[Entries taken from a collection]

◇ ◇ ◇ ◇ ◇ ◇ ◇

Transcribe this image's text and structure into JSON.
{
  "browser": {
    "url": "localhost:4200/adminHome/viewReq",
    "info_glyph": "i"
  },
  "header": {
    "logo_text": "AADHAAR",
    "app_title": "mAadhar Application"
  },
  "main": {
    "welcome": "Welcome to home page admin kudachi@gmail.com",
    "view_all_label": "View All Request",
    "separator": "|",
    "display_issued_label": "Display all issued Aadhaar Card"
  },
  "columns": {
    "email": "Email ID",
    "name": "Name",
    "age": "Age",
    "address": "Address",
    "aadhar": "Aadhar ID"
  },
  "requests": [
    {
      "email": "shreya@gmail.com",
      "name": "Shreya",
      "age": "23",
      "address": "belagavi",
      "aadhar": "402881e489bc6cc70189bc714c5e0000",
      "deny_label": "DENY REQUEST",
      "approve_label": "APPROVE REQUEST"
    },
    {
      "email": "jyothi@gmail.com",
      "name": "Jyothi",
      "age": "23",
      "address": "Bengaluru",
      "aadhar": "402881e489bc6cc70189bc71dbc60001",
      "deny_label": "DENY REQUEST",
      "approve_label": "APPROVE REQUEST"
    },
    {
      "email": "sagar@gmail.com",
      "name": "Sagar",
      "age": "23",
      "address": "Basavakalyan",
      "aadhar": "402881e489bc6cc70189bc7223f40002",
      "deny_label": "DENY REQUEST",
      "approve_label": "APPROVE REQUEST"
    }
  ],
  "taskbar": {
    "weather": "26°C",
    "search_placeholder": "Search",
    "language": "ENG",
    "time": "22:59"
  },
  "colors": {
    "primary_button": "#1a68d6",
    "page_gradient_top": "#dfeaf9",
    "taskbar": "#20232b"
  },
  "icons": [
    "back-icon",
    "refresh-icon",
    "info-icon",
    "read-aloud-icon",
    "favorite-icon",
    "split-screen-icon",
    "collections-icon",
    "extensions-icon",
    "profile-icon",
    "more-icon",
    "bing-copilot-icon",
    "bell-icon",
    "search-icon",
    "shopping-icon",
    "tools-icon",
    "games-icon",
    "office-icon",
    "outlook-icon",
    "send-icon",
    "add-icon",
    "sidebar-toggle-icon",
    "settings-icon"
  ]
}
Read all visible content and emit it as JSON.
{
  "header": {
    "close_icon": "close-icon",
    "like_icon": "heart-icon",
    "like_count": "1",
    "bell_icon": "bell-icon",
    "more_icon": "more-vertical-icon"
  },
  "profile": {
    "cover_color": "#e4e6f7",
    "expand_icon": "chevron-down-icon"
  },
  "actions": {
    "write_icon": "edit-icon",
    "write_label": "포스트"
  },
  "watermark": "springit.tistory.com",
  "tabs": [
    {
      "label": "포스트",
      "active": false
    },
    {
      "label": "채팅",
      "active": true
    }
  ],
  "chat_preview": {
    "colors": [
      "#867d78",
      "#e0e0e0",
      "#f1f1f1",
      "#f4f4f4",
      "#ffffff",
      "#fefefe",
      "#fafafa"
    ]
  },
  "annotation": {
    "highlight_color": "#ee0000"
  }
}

◇ ◇ ◇ ◇ ◇ ◇ ◇

__BRIEF__. Show every line from the entries above in which "more" appears.

__CORRECT OUTPUT__.
    "more-icon",
    "more_icon": "more-vertical-icon"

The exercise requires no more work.